╭─ Records for the task
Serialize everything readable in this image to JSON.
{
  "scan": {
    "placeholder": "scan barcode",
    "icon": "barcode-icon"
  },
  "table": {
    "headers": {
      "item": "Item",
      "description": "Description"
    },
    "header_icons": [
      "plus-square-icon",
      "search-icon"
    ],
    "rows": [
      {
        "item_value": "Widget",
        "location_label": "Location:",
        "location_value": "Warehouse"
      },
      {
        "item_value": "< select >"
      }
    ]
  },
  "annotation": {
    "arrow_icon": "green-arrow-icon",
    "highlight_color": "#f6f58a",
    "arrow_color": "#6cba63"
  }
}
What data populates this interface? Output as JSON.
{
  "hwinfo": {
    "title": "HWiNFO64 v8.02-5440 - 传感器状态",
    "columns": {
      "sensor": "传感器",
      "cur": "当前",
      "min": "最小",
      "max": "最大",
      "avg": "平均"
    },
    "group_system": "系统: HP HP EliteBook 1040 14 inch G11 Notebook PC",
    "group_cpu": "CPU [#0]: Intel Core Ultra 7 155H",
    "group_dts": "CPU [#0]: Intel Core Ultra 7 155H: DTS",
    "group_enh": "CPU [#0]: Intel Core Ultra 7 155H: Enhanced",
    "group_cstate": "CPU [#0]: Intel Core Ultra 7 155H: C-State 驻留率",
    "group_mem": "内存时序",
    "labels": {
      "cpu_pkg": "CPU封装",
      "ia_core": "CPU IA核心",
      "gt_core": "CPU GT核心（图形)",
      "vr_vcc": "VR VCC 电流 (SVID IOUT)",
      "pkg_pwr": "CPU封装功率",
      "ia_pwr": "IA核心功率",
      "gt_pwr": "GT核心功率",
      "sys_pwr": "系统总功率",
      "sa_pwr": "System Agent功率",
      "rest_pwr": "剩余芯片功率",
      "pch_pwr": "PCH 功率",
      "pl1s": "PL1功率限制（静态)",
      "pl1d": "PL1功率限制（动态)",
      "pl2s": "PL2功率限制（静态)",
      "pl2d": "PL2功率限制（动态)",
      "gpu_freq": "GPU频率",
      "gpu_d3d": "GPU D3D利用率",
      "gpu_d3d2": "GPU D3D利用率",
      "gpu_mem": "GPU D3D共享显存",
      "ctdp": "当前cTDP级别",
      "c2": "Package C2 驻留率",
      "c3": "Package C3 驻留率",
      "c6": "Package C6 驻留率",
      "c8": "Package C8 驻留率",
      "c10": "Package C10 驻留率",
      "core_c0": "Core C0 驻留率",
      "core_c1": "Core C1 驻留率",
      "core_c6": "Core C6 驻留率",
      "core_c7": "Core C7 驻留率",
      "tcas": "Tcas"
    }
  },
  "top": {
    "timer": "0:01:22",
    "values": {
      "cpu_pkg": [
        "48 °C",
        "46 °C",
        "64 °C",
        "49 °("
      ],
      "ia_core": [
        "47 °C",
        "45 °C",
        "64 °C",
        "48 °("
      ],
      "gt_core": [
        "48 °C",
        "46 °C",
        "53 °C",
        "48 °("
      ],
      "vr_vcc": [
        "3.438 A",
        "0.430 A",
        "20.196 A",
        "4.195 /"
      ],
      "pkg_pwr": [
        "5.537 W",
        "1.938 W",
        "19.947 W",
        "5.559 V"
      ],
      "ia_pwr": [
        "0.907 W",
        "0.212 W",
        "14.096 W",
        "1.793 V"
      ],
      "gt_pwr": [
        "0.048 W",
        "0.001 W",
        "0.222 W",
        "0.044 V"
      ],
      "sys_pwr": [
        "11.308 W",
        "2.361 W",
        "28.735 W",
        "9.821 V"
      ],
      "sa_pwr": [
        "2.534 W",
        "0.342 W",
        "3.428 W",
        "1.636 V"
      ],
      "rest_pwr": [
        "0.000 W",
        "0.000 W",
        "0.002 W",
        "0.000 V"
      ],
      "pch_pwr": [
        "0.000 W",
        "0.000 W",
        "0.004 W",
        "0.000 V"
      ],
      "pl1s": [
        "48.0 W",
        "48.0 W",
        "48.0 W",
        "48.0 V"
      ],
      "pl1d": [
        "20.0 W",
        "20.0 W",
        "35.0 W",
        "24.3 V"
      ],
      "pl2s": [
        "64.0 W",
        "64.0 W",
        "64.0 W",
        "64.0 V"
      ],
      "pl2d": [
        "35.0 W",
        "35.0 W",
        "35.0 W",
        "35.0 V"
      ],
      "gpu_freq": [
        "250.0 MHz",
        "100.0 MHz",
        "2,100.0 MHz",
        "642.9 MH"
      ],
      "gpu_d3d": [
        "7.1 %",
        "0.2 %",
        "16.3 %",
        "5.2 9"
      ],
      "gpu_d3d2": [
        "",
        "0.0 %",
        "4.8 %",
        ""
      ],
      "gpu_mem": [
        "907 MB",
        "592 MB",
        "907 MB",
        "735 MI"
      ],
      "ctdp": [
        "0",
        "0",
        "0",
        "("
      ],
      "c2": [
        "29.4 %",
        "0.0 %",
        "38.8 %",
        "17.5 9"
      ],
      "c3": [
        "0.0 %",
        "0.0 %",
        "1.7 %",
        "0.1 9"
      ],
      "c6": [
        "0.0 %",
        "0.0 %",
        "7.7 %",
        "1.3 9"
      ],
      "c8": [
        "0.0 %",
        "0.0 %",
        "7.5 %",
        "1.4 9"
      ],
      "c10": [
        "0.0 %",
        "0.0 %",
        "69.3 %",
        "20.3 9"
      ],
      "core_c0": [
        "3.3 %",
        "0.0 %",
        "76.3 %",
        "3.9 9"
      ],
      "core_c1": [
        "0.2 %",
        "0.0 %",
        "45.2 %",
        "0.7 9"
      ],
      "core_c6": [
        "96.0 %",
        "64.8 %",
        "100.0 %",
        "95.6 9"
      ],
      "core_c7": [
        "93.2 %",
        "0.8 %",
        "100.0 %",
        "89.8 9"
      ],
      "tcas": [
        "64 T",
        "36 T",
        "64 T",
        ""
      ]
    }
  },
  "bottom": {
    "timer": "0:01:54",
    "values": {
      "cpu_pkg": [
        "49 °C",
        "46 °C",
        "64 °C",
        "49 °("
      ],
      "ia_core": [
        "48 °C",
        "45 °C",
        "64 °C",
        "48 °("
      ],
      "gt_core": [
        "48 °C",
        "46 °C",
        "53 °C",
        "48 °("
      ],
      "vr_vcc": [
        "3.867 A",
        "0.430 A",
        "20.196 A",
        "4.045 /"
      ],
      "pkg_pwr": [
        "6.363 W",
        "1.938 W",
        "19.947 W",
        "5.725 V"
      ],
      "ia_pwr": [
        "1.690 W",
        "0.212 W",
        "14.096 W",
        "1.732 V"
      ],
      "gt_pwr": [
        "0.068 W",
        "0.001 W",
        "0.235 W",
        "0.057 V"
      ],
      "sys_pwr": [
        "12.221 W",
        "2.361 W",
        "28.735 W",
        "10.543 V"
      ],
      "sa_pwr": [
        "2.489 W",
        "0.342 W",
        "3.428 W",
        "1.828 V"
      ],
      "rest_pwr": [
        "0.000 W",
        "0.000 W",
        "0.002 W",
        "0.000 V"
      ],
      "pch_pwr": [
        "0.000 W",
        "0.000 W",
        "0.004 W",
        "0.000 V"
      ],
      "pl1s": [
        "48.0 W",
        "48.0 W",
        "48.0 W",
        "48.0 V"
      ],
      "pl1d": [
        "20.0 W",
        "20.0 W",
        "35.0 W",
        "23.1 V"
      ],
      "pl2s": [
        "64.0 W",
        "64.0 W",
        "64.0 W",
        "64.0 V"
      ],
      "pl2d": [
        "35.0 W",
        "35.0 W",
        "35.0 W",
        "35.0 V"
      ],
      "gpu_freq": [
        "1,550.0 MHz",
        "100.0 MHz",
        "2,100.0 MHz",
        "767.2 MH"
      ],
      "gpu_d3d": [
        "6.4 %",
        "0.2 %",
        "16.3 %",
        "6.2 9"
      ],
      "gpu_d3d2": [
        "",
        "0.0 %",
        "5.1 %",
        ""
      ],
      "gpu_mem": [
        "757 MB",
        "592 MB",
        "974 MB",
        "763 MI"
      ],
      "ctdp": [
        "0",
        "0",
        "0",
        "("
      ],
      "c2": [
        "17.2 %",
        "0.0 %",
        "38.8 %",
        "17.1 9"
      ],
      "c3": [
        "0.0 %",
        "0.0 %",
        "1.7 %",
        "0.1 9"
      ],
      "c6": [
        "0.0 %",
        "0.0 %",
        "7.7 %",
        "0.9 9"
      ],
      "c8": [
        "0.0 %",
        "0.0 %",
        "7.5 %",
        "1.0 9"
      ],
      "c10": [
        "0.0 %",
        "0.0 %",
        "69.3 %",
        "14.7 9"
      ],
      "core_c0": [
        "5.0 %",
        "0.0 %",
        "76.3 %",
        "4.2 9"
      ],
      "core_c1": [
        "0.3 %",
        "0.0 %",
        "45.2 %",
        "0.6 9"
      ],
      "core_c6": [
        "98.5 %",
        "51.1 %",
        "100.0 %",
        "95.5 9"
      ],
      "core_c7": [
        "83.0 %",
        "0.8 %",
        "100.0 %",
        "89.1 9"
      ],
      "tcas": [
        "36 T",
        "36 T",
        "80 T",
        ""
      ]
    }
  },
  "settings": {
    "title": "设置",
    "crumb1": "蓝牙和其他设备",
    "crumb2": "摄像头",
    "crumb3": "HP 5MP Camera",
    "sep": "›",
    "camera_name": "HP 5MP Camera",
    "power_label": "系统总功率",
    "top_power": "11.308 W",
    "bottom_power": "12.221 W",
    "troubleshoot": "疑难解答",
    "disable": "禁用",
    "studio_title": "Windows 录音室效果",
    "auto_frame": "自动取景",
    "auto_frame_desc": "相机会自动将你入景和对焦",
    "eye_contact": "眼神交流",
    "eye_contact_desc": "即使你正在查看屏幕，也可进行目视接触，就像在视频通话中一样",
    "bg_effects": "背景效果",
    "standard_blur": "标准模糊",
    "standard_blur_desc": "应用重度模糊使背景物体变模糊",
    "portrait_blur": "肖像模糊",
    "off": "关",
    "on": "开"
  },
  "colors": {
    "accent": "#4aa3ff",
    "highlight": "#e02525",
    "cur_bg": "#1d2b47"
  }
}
╰─
• Brief
Read the lines above. Gather those in which the string "JSON" is found.

• Completed exercise
Serialize everything readable in this image to JSON.
What data populates this interface? Output as JSON.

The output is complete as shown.